*Dataset excerpts*:
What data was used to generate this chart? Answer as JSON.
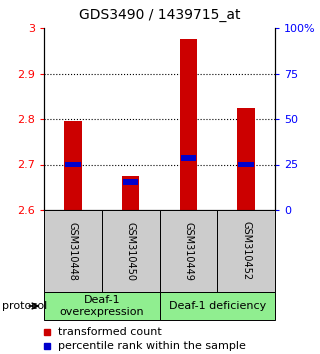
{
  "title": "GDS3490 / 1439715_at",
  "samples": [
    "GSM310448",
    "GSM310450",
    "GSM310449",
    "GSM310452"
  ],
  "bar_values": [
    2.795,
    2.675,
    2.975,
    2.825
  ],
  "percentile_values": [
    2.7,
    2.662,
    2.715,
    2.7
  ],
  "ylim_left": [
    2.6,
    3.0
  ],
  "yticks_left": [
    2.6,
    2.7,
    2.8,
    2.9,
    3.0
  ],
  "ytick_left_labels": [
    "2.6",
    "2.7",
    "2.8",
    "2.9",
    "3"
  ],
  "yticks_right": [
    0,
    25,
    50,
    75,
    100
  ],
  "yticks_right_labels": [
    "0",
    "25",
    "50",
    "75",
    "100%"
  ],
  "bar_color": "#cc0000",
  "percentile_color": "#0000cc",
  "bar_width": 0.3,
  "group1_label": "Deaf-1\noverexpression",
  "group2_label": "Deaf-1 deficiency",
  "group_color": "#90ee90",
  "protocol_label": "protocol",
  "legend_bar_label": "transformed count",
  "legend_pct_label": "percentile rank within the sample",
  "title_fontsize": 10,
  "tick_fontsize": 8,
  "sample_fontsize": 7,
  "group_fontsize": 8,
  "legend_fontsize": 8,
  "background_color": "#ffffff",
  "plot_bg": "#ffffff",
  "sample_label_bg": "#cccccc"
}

* * *

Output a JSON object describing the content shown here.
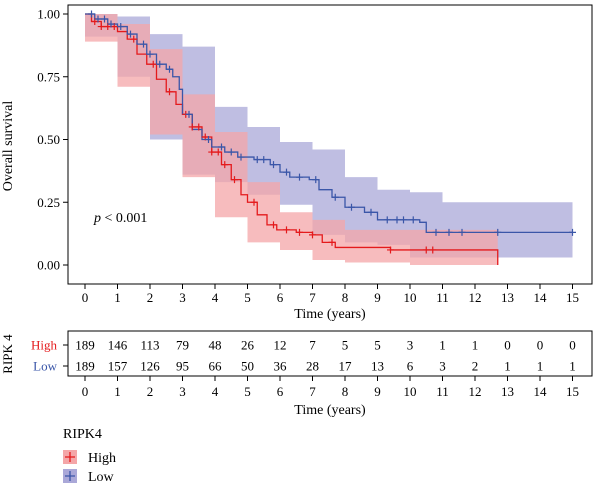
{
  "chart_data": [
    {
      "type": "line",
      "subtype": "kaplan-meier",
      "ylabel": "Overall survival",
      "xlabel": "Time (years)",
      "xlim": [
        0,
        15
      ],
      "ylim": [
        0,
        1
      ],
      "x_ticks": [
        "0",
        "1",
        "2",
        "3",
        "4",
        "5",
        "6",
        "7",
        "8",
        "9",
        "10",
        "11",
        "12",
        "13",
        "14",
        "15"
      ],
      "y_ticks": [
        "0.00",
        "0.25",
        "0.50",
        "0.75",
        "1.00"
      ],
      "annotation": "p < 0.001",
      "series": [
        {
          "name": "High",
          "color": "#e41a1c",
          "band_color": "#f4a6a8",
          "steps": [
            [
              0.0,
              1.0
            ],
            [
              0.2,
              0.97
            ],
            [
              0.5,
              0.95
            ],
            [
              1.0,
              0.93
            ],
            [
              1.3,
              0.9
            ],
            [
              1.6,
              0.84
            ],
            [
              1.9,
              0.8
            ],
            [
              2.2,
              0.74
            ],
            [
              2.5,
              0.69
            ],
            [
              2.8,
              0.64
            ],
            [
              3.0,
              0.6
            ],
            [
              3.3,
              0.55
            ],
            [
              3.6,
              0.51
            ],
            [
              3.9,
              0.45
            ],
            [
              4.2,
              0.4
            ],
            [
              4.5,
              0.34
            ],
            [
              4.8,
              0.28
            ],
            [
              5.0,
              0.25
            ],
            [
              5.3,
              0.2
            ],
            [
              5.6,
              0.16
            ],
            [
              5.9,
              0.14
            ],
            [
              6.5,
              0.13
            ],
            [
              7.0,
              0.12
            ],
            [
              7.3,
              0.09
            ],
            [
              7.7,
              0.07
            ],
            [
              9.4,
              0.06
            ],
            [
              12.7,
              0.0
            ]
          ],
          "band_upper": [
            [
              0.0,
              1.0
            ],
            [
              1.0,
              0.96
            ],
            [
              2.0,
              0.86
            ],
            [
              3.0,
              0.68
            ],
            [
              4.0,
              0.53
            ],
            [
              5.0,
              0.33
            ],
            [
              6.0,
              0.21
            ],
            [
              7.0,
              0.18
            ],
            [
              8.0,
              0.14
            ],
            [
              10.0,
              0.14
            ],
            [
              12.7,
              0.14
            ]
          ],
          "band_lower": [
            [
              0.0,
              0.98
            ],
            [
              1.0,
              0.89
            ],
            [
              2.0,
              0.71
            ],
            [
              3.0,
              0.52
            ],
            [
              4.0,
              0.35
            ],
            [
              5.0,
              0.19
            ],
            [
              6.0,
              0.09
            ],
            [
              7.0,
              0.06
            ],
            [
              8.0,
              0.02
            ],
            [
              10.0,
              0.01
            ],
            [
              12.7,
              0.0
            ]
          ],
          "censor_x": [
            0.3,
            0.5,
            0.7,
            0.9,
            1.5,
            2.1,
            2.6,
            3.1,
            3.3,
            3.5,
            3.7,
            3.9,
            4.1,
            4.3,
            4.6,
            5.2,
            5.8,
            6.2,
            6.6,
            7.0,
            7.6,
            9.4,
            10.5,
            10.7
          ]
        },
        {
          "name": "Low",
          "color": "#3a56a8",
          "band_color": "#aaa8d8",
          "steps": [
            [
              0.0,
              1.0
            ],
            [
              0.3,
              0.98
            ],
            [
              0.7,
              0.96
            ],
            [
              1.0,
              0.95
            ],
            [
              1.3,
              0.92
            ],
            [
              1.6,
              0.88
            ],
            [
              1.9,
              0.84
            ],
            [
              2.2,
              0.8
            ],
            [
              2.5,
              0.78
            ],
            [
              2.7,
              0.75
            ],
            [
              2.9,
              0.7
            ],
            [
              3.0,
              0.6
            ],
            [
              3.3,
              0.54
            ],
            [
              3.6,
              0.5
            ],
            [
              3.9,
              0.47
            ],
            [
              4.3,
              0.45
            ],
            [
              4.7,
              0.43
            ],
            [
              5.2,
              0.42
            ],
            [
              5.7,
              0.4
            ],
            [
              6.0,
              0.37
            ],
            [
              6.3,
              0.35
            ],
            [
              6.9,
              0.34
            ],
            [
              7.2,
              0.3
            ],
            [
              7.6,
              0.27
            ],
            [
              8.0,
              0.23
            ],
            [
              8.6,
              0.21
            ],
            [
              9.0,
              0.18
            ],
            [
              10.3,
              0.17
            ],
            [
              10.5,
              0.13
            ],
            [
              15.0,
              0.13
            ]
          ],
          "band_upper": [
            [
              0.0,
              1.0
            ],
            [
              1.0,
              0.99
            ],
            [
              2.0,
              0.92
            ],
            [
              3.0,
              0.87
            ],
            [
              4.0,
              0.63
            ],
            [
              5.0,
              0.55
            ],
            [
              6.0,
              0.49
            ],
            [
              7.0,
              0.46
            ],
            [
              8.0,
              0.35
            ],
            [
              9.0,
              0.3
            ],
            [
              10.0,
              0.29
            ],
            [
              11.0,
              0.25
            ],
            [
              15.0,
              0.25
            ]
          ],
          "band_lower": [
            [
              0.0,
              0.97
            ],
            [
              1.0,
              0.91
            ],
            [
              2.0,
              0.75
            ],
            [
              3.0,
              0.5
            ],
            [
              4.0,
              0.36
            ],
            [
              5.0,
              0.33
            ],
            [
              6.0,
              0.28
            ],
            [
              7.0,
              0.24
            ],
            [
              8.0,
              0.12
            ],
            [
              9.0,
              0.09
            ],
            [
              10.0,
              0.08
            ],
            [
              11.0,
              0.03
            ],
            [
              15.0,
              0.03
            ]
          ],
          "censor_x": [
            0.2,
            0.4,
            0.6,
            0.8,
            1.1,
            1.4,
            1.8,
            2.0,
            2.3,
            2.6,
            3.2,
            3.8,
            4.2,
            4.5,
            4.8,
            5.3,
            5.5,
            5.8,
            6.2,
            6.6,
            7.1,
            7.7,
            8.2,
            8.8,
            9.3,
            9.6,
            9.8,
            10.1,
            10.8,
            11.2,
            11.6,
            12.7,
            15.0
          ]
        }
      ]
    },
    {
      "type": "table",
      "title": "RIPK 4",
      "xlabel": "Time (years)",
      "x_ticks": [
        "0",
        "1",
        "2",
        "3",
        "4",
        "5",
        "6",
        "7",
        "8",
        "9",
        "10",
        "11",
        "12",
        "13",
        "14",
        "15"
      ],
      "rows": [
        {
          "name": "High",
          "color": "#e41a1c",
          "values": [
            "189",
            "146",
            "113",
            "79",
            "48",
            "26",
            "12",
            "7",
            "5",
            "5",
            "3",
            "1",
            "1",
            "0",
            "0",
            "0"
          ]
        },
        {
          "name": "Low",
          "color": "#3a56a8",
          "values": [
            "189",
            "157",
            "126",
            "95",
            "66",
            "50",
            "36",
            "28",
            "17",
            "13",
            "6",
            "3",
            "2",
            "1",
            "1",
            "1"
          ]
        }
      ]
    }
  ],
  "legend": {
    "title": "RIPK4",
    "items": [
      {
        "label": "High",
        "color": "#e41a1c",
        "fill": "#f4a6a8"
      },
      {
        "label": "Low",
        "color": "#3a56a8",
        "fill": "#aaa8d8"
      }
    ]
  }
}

*Task requirements*: From the listing above, pick out each line where the word "Deaf" appears.

*Finished exercise*:
  "group1_label": "Deaf-1\noverexpression",
  "group2_label": "Deaf-1 deficiency",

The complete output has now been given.